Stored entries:
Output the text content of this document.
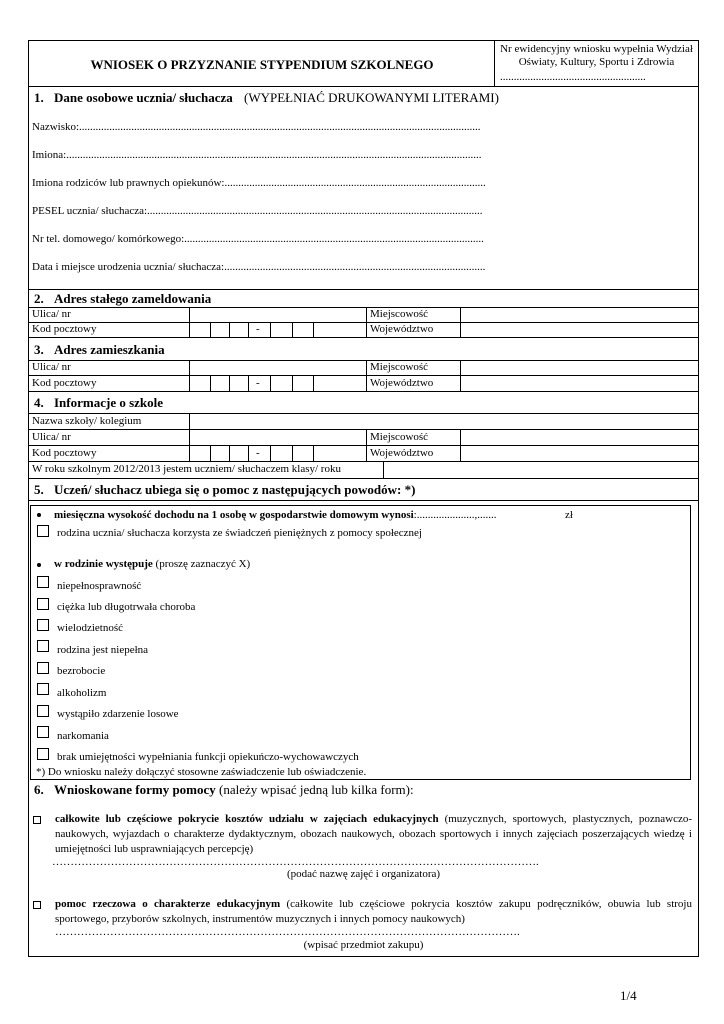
WNIOSEK O PRZYZNANIE STYPENDIUM SZKOLNEGO
Nr ewidencyjny wniosku wypełnia Wydział
Oświaty, Kultury, Sportu i Zdrowia
.....................................................
1. Dane osobowe ucznia/ słuchacza (WYPEŁNIAĆ DRUKOWANYMI LITERAMI)
Nazwisko:..................................................................................................................................................
Imiona:.......................................................................................................................................................
Imiona rodziców lub prawnych opiekunów:...............................................................................................
PESEL ucznia/ słuchacza:..........................................................................................................................
Nr tel. domowego/ komórkowego:.............................................................................................................
Data i miejsce urodzenia ucznia/ słuchacza:...............................................................................................
2. Adres stałego zameldowania
Ulica/ nr	Miejscowość
Kod pocztowy	-	Województwo
3. Adres zamieszkania
Ulica/ nr	Miejscowość
Kod pocztowy	-	Województwo
4. Informacje o szkole
Nazwa szkoły/ kolegium
Ulica/ nr	Miejscowość
Kod pocztowy	-	Województwo
W roku szkolnym 2012/2013 jestem uczniem/ słuchaczem klasy/ roku
5. Uczeń/ słuchacz ubiega się o pomoc z następujących powodów: *)
miesięczna wysokość dochodu na 1 osobę w gospodarstwie domowym wynosi:.....................,.......	zł
rodzina ucznia/ słuchacza korzysta ze świadczeń pieniężnych z pomocy społecznej
w rodzinie występuje (proszę zaznaczyć X)
niepełnosprawność
ciężka lub długotrwała choroba
wielodzietność
rodzina jest niepełna
bezrobocie
alkoholizm
wystąpiło zdarzenie losowe
narkomania
brak umiejętności wypełniania funkcji opiekuńczo-wychowawczych
*) Do wniosku należy dołączyć stosowne zaświadczenie lub oświadczenie.
6. Wnioskowane formy pomocy (należy wpisać jedną lub kilka form):
całkowite lub częściowe pokrycie kosztów udziału w zajęciach edukacyjnych (muzycznych, sportowych, plastycznych, poznawczo-naukowych, wyjazdach o charakterze dydaktycznym, obozach naukowych, obozach sportowych i innych zajęciach poszerzających wiedzę i umiejętności lub usprawniających percepcję)
…………………………………………………………………………………………………………………….
(podać nazwę zajęć i organizatora)
pomoc rzeczowa o charakterze edukacyjnym (całkowite lub częściowe pokrycia kosztów zakupu podręczników, obuwia lub stroju sportowego, przyborów szkolnych, instrumentów muzycznych i innych pomocy naukowych)
……………………………………………………………………………………………………………….
(wpisać przedmiot zakupu)
1/4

[Task requirements]:
Quote the records in their entirety, keeping the wording exact and excluding pictures.

[Response]:
Output the text content of this document.
WNIOSEK O PRZYZNANIE STYPENDIUM SZKOLNEGO
Nr ewidencyjny wniosku wypełnia Wydział
Oświaty, Kultury, Sportu i Zdrowia
.....................................................
1. Dane osobowe ucznia/ słuchacza (WYPEŁNIAĆ DRUKOWANYMI LITERAMI)
Nazwisko:..................................................................................................................................................
Imiona:.......................................................................................................................................................
Imiona rodziców lub prawnych opiekunów:...............................................................................................
PESEL ucznia/ słuchacza:..........................................................................................................................
Nr tel. domowego/ komórkowego:.............................................................................................................
Data i miejsce urodzenia ucznia/ słuchacza:...............................................................................................
2. Adres stałego zameldowania
Ulica/ nr	Miejscowość
Kod pocztowy	-	Województwo
3. Adres zamieszkania
Ulica/ nr	Miejscowość
Kod pocztowy	-	Województwo
4. Informacje o szkole
Nazwa szkoły/ kolegium
Ulica/ nr	Miejscowość
Kod pocztowy	-	Województwo
W roku szkolnym 2012/2013 jestem uczniem/ słuchaczem klasy/ roku
5. Uczeń/ słuchacz ubiega się o pomoc z następujących powodów: *)
miesięczna wysokość dochodu na 1 osobę w gospodarstwie domowym wynosi:.....................,.......	zł
rodzina ucznia/ słuchacza korzysta ze świadczeń pieniężnych z pomocy społecznej
w rodzinie występuje (proszę zaznaczyć X)
niepełnosprawność
ciężka lub długotrwała choroba
wielodzietność
rodzina jest niepełna
bezrobocie
alkoholizm
wystąpiło zdarzenie losowe
narkomania
brak umiejętności wypełniania funkcji opiekuńczo-wychowawczych
*) Do wniosku należy dołączyć stosowne zaświadczenie lub oświadczenie.
6. Wnioskowane formy pomocy (należy wpisać jedną lub kilka form):
całkowite lub częściowe pokrycie kosztów udziału w zajęciach edukacyjnych (muzycznych, sportowych, plastycznych, poznawczo-naukowych, wyjazdach o charakterze dydaktycznym, obozach naukowych, obozach sportowych i innych zajęciach poszerzających wiedzę i umiejętności lub usprawniających percepcję)
…………………………………………………………………………………………………………………….
(podać nazwę zajęć i organizatora)
pomoc rzeczowa o charakterze edukacyjnym (całkowite lub częściowe pokrycia kosztów zakupu podręczników, obuwia lub stroju sportowego, przyborów szkolnych, instrumentów muzycznych i innych pomocy naukowych)
……………………………………………………………………………………………………………….
(wpisać przedmiot zakupu)
1/4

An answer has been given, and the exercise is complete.